---- LISTING
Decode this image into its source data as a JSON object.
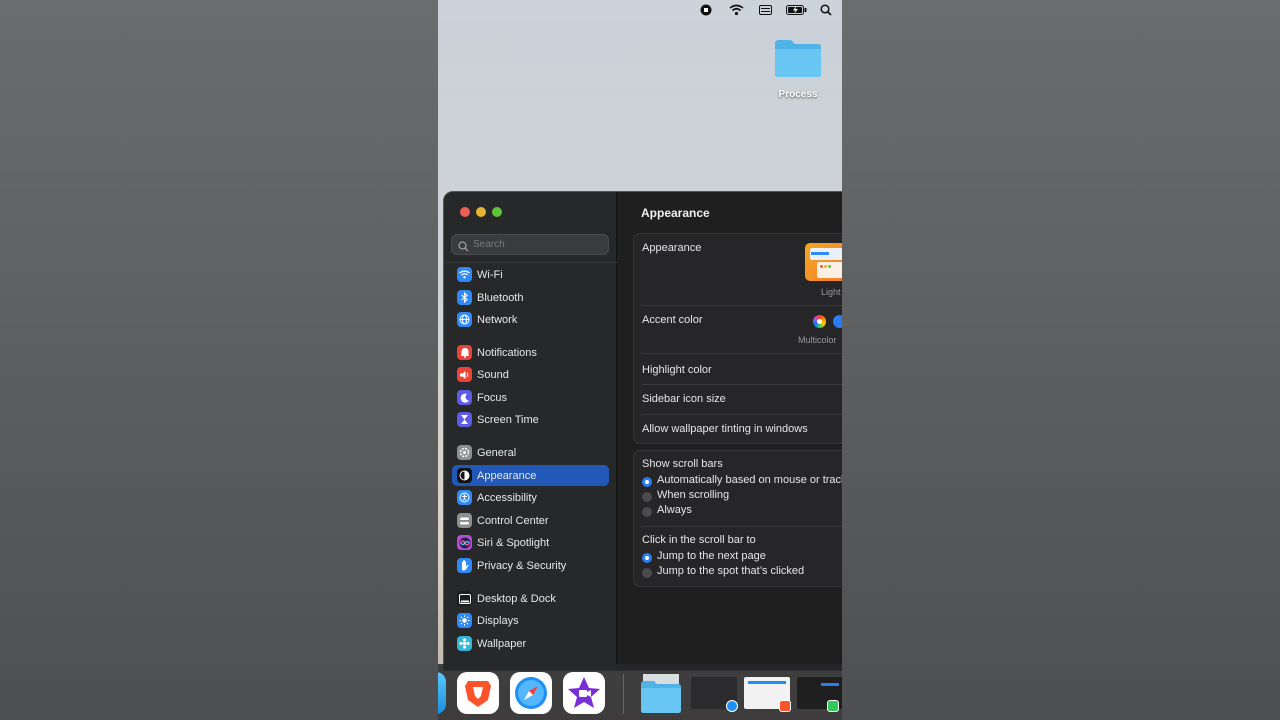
{
  "desktop": {
    "folder_label": "Process"
  },
  "search": {
    "placeholder": "Search"
  },
  "sidebar": {
    "items": [
      {
        "label": "Wi-Fi",
        "icon": "wifi-icon",
        "color": "#2f8af5"
      },
      {
        "label": "Bluetooth",
        "icon": "bluetooth-icon",
        "color": "#2f8af5"
      },
      {
        "label": "Network",
        "icon": "globe-icon",
        "color": "#2f8af5"
      },
      {
        "label": "Notifications",
        "icon": "bell-icon",
        "color": "#e8443a"
      },
      {
        "label": "Sound",
        "icon": "speaker-icon",
        "color": "#e8443a"
      },
      {
        "label": "Focus",
        "icon": "moon-icon",
        "color": "#5e5ce6"
      },
      {
        "label": "Screen Time",
        "icon": "hourglass-icon",
        "color": "#5e5ce6"
      },
      {
        "label": "General",
        "icon": "gear-icon",
        "color": "#8e8e93"
      },
      {
        "label": "Appearance",
        "icon": "appearance-icon",
        "color": "#1c1c1e"
      },
      {
        "label": "Accessibility",
        "icon": "accessibility-icon",
        "color": "#2f8af5"
      },
      {
        "label": "Control Center",
        "icon": "control-center-icon",
        "color": "#8e8e93"
      },
      {
        "label": "Siri & Spotlight",
        "icon": "siri-icon",
        "color": "#b34cd6"
      },
      {
        "label": "Privacy & Security",
        "icon": "hand-icon",
        "color": "#2f8af5"
      },
      {
        "label": "Desktop & Dock",
        "icon": "dock-icon",
        "color": "#1c1c1e"
      },
      {
        "label": "Displays",
        "icon": "sun-icon",
        "color": "#2f8af5"
      },
      {
        "label": "Wallpaper",
        "icon": "wallpaper-icon",
        "color": "#35b6d6"
      }
    ],
    "selected": "Appearance"
  },
  "main": {
    "title": "Appearance",
    "appearance_label": "Appearance",
    "appearance_option": "Light",
    "accent_label": "Accent color",
    "accent_option": "Multicolor",
    "highlight_label": "Highlight color",
    "sidebar_icon_label": "Sidebar icon size",
    "tinting_label": "Allow wallpaper tinting in windows",
    "scroll_bars_label": "Show scroll bars",
    "scroll_options": [
      {
        "label": "Automatically based on mouse or trackpad",
        "selected": true
      },
      {
        "label": "When scrolling",
        "selected": false
      },
      {
        "label": "Always",
        "selected": false
      }
    ],
    "click_label": "Click in the scroll bar to",
    "click_options": [
      {
        "label": "Jump to the next page",
        "selected": true
      },
      {
        "label": "Jump to the spot that’s clicked",
        "selected": false
      }
    ]
  }
}
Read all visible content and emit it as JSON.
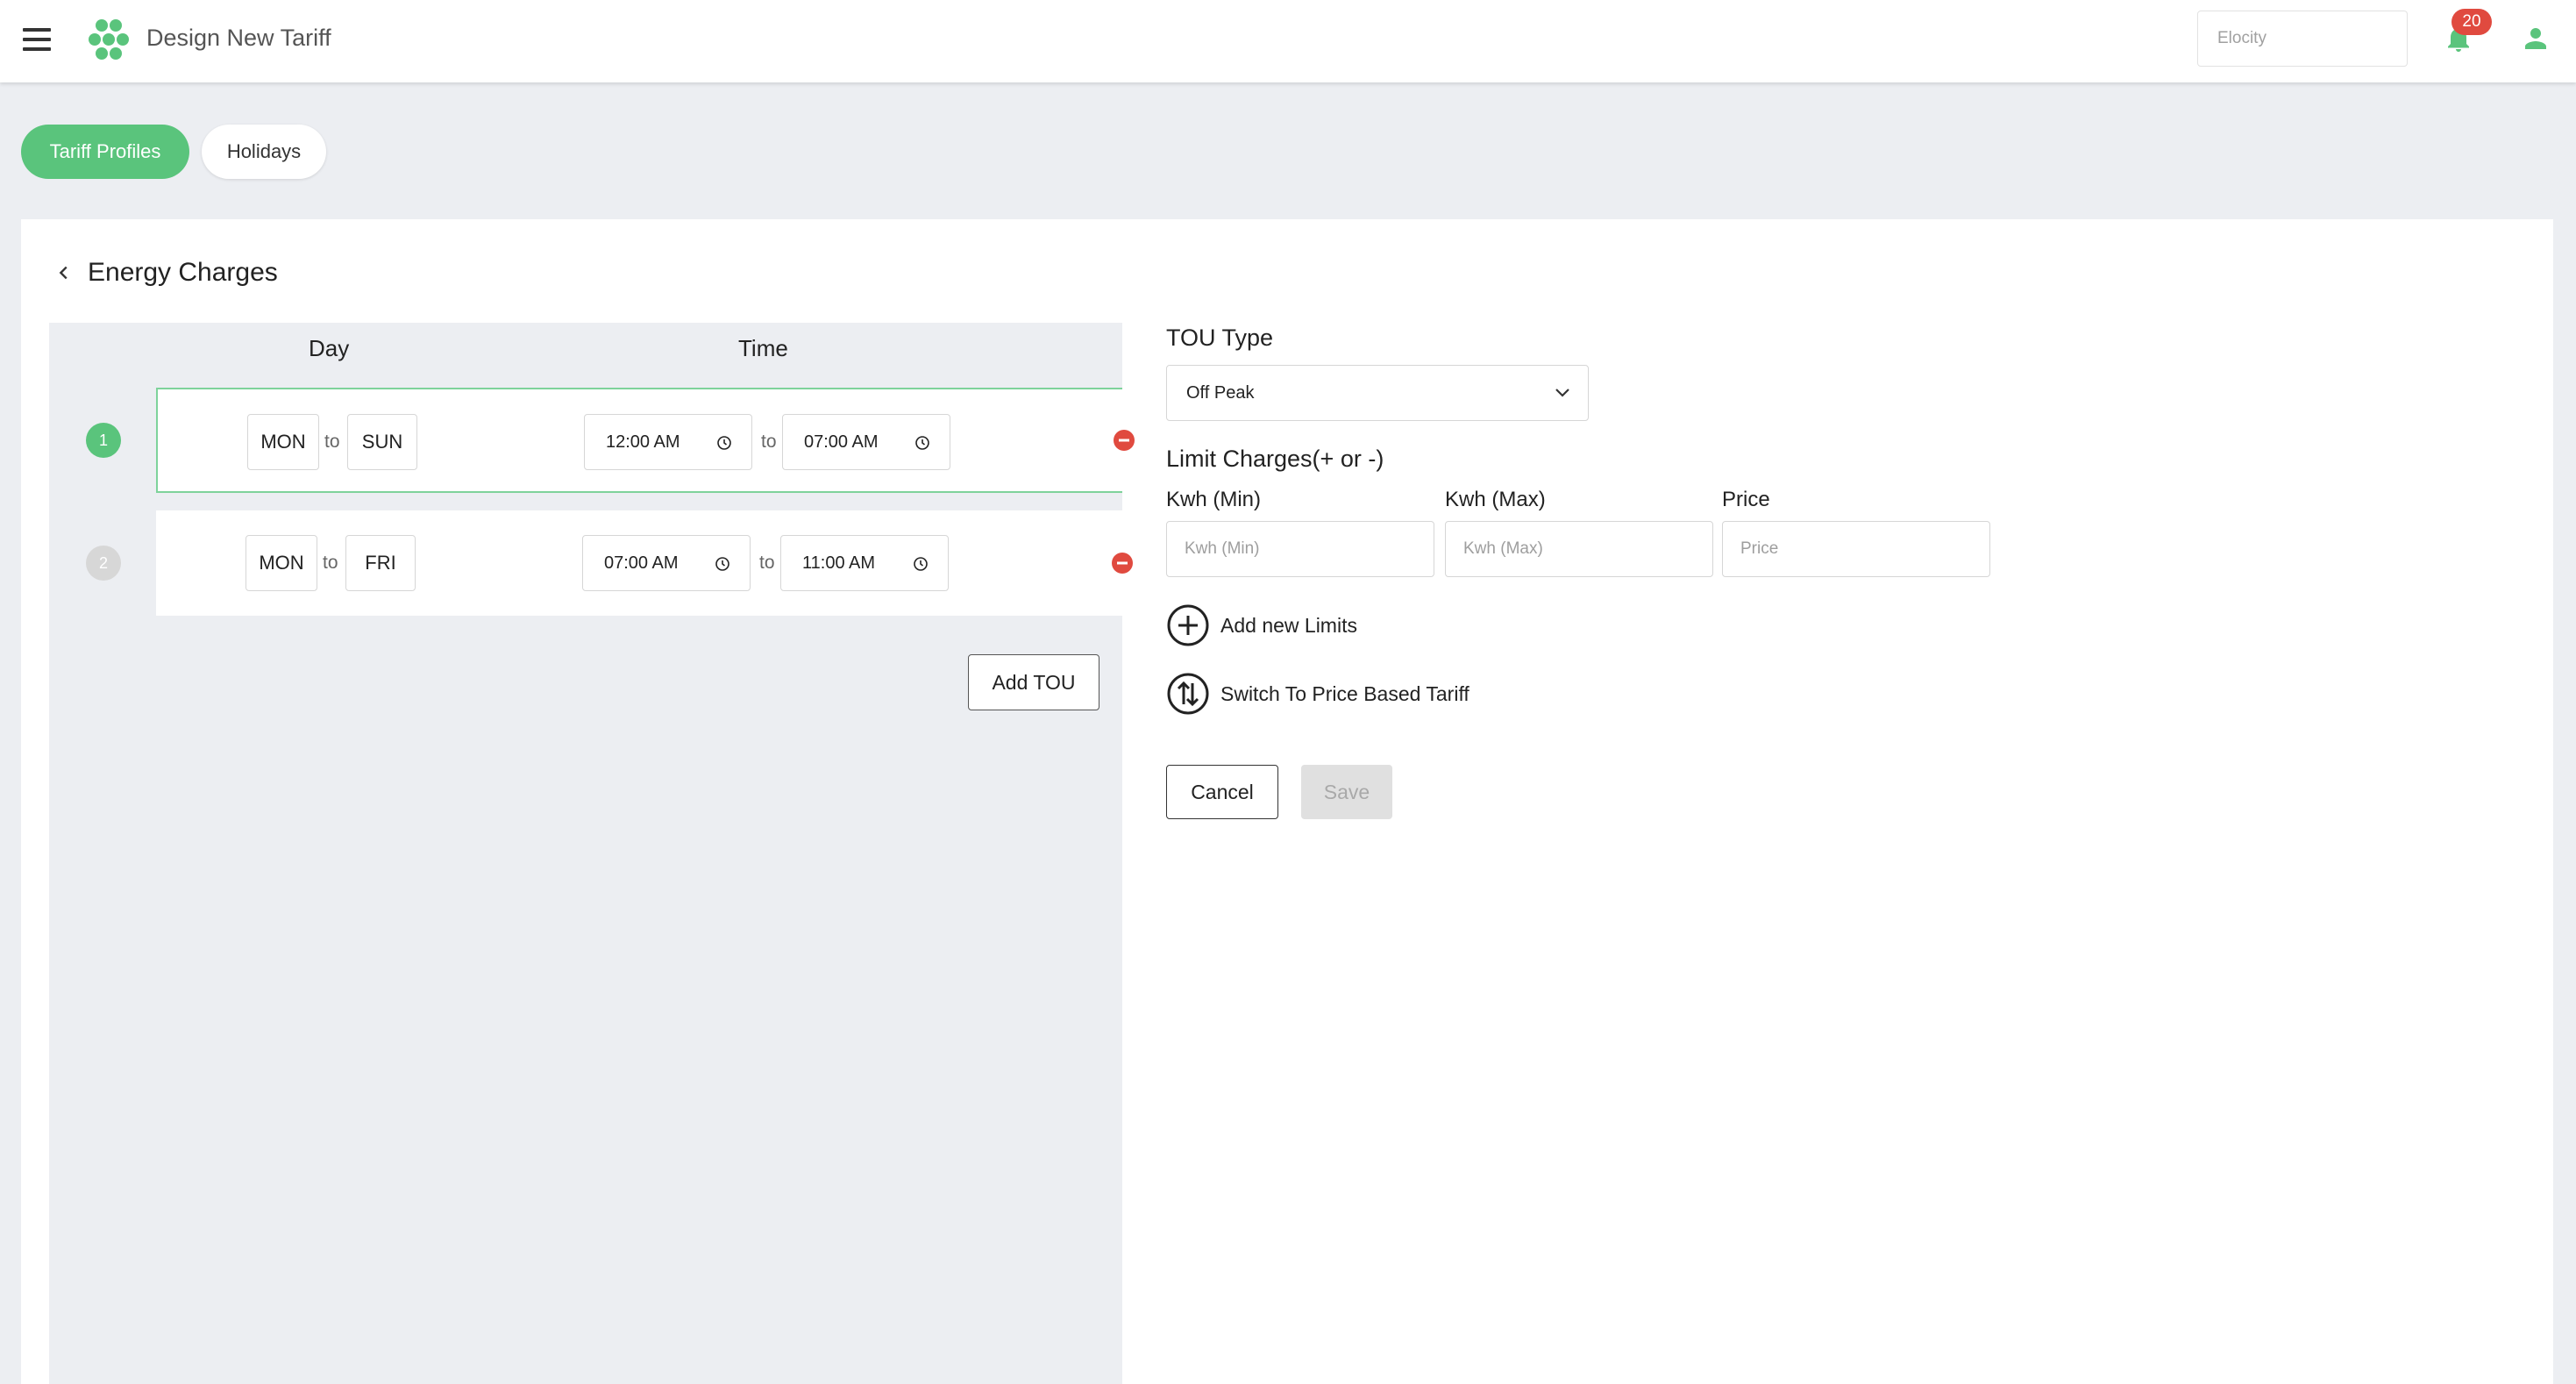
{
  "header": {
    "title": "Design New Tariff",
    "search_placeholder": "Elocity",
    "notification_count": "20"
  },
  "tabs": [
    {
      "label": "Tariff Profiles",
      "active": true
    },
    {
      "label": "Holidays",
      "active": false
    }
  ],
  "card": {
    "title": "Energy Charges",
    "columns": {
      "day": "Day",
      "time": "Time"
    },
    "rows": [
      {
        "index": "1",
        "day_from": "MON",
        "to_1": "to",
        "day_to": "SUN",
        "time_from": "12:00 AM",
        "to_2": "to",
        "time_to": "07:00 AM",
        "active": true
      },
      {
        "index": "2",
        "day_from": "MON",
        "to_1": "to",
        "day_to": "FRI",
        "time_from": "07:00 AM",
        "to_2": "to",
        "time_to": "11:00 AM",
        "active": false
      }
    ],
    "add_tou_label": "Add TOU"
  },
  "tou": {
    "type_label": "TOU Type",
    "type_value": "Off Peak",
    "limit_label": "Limit Charges(+ or -)",
    "fields": [
      {
        "label": "Kwh (Min)",
        "placeholder": "Kwh (Min)"
      },
      {
        "label": "Kwh (Max)",
        "placeholder": "Kwh (Max)"
      },
      {
        "label": "Price",
        "placeholder": "Price"
      }
    ],
    "add_limits_label": "Add new Limits",
    "switch_label": "Switch To Price Based Tariff",
    "cancel_label": "Cancel",
    "save_label": "Save"
  },
  "colors": {
    "accent": "#5ac47c",
    "danger": "#e04a3f",
    "background": "#eceef2"
  }
}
--------
Give the count of lines holding the word "true", with no other words.

> FINISHED TASK: 4